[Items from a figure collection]
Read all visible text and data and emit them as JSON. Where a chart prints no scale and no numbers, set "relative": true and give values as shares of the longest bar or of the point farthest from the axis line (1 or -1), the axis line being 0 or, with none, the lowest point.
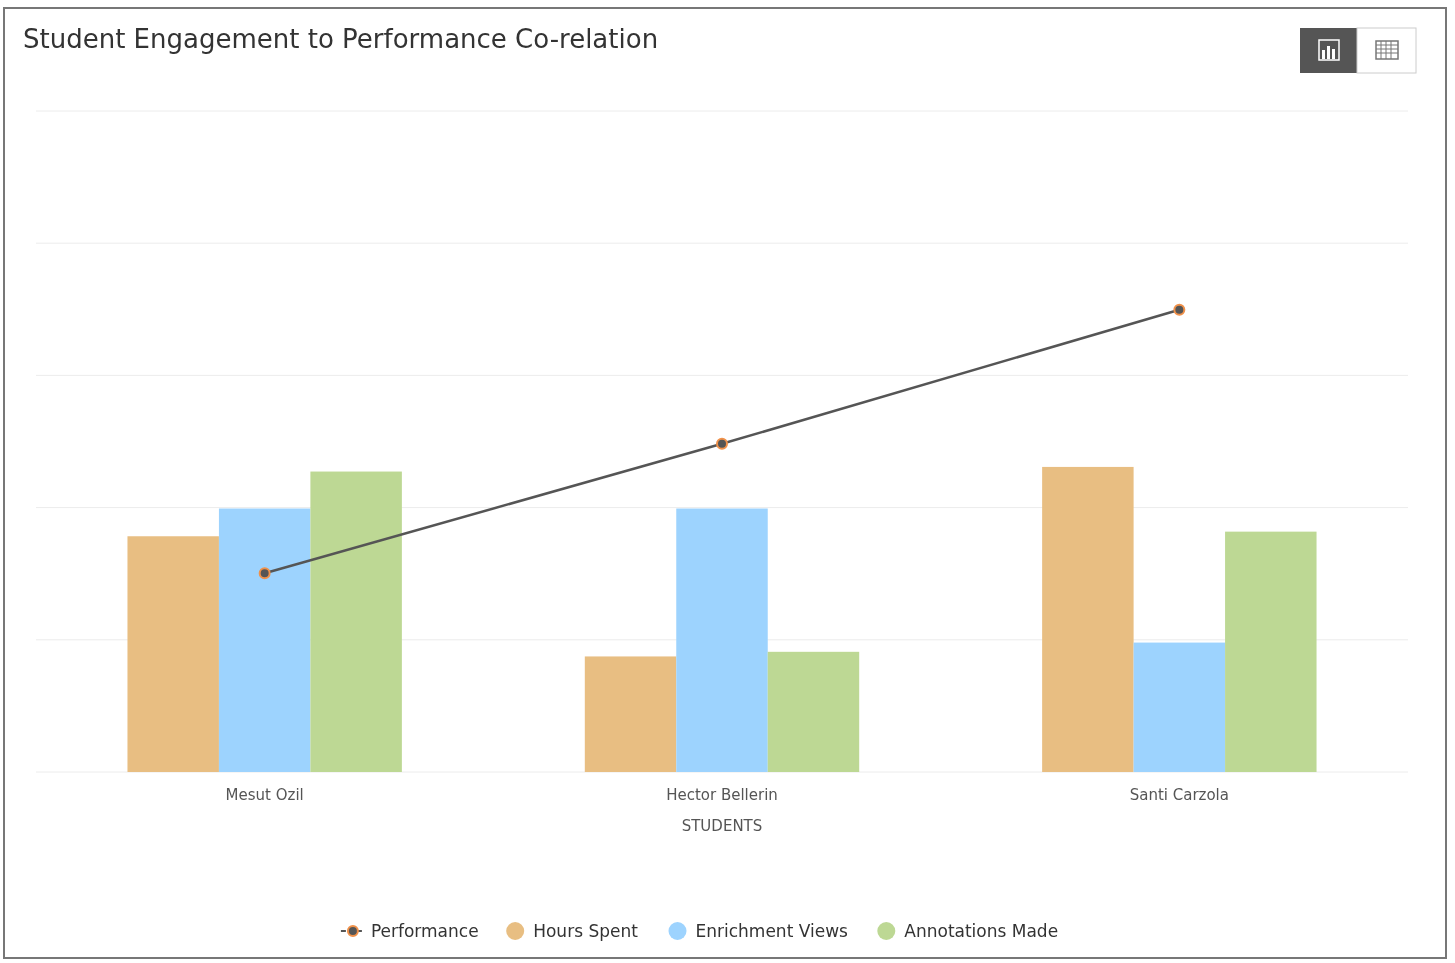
{
  "chart_data": {
    "type": "bar",
    "title": "Student Engagement to Performance Co-relation",
    "xlabel": "STUDENTS",
    "categories": [
      "Mesut Ozil",
      "Hector Bellerin",
      "Santi Carzola"
    ],
    "relative": true,
    "grid": "y",
    "legend": "bottom",
    "marker": "circle",
    "series": [
      {
        "name": "Performance",
        "type": "line",
        "color": "#555555",
        "values": [
          0.43,
          0.71,
          1
        ]
      },
      {
        "name": "Hours Spent",
        "color": "#e8be82",
        "values": [
          0.51,
          0.25,
          0.66
        ]
      },
      {
        "name": "Enrichment Views",
        "color": "#9dd3fe",
        "values": [
          0.57,
          0.57,
          0.28
        ]
      },
      {
        "name": "Annotations Made",
        "color": "#bdd894",
        "values": [
          0.65,
          0.26,
          0.52
        ]
      }
    ]
  }
}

- [EXERCISE GOAL]: Every entry must be reproduced exactly, with the images left out.

- [EXERCISE RESPONSE]:
Read all visible text and data and emit them as JSON. Where a chart prints no scale and no numbers, set "relative": true and give values as shares of the longest bar or of the point farthest from the axis line (1 or -1), the axis line being 0 or, with none, the lowest point.
{
  "chart_data": {
    "type": "bar",
    "title": "Student Engagement to Performance Co-relation",
    "xlabel": "STUDENTS",
    "categories": [
      "Mesut Ozil",
      "Hector Bellerin",
      "Santi Carzola"
    ],
    "relative": true,
    "grid": "y",
    "legend": "bottom",
    "marker": "circle",
    "series": [
      {
        "name": "Performance",
        "type": "line",
        "color": "#555555",
        "values": [
          0.43,
          0.71,
          1
        ]
      },
      {
        "name": "Hours Spent",
        "color": "#e8be82",
        "values": [
          0.51,
          0.25,
          0.66
        ]
      },
      {
        "name": "Enrichment Views",
        "color": "#9dd3fe",
        "values": [
          0.57,
          0.57,
          0.28
        ]
      },
      {
        "name": "Annotations Made",
        "color": "#bdd894",
        "values": [
          0.65,
          0.26,
          0.52
        ]
      }
    ]
  }
}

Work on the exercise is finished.